Exercise 1:
Answer these questions using the excerpt on prenuptial agreements and asset protection:
(a) Which kinds of assets does the excerpt say an agreement can ring-fence as yours?
(b) What may a court do with a prenup that tries to assign shared assets to one party?
(c) What does the excerpt say to do before drafting a prenup?
Exercise 2:
Carry on the excerpt on prenuptial agreements and asset protection from its last sentence.

Page excerpt:
■ ■ ■ ■

Different assets have different levels of protection
You must consider the kind of assets that will be seen as naturally yours or your partner’s, and those that cannot so easily be distinguished. If you have investments you’ve made before marriage, financial savings, inheritance or property, your agreement can be formed so that these will be ring-fenced and protected as yours in the case of divorce.
However, when it comes to assets such as your shared home, which you may have bought together or invested time and effort into separately, these cannot be so easily divided or simply given to one party or the other. Prenups that attempt to assign these shared assets to one party may well be dismissed by a court as unfair to one party. This is why it’s important to have a frank discussion to talk over these things before drafting a prenup, making sure you equitably negotiate the sharing of matrimonial assets.

■ ■ ■ ■

Source data:
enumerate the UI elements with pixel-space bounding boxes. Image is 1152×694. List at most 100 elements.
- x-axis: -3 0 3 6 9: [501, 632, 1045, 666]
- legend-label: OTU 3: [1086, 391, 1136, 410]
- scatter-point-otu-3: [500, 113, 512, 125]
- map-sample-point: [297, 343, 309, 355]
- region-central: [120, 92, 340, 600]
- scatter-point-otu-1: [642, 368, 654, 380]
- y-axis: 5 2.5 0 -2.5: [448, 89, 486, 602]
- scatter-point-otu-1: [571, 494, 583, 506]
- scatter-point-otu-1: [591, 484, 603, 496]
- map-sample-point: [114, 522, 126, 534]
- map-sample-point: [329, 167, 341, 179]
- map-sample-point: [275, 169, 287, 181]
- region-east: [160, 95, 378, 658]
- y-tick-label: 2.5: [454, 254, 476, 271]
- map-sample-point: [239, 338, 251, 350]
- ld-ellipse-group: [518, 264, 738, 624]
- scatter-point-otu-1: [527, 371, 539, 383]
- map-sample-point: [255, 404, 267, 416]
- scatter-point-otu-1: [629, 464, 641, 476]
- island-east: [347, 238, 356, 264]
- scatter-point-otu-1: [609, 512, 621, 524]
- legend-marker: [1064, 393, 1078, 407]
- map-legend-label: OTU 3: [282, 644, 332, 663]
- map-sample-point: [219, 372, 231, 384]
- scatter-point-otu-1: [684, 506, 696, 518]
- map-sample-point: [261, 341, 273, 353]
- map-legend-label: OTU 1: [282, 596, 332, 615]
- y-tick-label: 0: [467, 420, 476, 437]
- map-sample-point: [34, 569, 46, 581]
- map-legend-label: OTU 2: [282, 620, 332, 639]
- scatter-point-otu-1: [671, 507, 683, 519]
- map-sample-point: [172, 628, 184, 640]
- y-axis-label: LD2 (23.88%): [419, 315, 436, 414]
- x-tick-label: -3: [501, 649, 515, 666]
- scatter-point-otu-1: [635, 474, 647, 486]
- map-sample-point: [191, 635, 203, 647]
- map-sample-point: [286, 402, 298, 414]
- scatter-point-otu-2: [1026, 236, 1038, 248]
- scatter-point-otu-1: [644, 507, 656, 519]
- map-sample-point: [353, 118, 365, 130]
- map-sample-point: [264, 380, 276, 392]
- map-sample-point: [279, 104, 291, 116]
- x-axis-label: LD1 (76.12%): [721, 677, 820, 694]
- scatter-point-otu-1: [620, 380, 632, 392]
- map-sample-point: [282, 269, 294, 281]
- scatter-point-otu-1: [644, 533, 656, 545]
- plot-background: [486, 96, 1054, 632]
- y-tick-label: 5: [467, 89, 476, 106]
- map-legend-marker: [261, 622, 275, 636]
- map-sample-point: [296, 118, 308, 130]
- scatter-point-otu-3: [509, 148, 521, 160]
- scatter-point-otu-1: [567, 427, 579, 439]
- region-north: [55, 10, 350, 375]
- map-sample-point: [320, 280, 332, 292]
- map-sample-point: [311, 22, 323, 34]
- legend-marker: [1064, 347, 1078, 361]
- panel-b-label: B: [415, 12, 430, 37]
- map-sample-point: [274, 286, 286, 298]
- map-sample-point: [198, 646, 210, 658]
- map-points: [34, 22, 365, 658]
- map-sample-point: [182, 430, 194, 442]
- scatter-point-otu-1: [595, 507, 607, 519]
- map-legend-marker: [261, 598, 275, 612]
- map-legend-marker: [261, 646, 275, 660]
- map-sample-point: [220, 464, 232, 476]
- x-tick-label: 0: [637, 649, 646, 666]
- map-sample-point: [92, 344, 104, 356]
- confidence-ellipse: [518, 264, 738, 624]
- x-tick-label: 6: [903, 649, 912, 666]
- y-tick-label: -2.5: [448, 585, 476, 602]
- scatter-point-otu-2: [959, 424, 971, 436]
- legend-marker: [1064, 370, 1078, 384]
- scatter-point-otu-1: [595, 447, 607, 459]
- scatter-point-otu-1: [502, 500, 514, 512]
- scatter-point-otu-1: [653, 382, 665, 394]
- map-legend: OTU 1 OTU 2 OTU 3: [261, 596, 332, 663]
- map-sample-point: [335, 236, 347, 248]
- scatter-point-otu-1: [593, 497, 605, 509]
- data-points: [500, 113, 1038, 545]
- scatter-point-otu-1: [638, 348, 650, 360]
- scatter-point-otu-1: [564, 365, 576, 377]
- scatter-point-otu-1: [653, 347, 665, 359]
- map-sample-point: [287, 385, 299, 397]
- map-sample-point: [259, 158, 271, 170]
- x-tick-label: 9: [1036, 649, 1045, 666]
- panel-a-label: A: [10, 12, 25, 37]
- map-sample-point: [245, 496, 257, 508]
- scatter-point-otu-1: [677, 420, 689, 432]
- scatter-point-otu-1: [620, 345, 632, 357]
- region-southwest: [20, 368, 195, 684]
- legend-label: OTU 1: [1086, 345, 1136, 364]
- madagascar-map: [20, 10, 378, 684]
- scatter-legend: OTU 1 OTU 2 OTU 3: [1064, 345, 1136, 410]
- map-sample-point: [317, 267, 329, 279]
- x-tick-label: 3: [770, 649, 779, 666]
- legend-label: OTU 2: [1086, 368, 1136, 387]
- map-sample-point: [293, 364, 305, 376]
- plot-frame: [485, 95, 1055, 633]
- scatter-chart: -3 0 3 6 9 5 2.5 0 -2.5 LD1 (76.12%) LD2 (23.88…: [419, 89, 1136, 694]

■ ■ ■ ■

Exercise answer 1:
(a) Investments made before marriage, financial savings, inheritance, or property.
(b) The court may dismiss it as unfair to one party.
(c) Have a frank discussion to talk these things over, making sure the sharing of matrimonial assets is negotiated equitably.

Exercise answer 2:
It is vital to remember that a child can’t and never will be seen as an asset, nor can personal relationship issues form part of your contract. A prenup that attempts to dictate custody agreements might well be disregarded by a judge, as a court would not bind a child into an agreement that they were not a consenting party in. What’s more, they’ll see non-financial and emotive parts of the agreement as potential grounds to disregard the contract completely.
Although they only come into effect in the inevitably distressing and upsetting case of a divorce, you should try not to think of a prenuptial agreement negatively. However, if you understand that people’s attitudes to money differ and transparency in every marriage gives it more strength, it is clear the prenup is more like an insurance policy, securing both you and the one you love against the fallout from a messy and potentially expensive divorce.
Get independent legal advice
There are no two ways about it – everyone’s circumstances are unique, so there’s no such thing as a one-size-fits-all prenup plan. As we’ve mentioned, you shouldn’t attempt to just download a template from the internet (although there are many out there).
Each partner should seek legal advice from separate lawyers – otherwise, there could be a possible conflict of interest. Your representatives and you will meet to properly and responsibly create a contract for the couple.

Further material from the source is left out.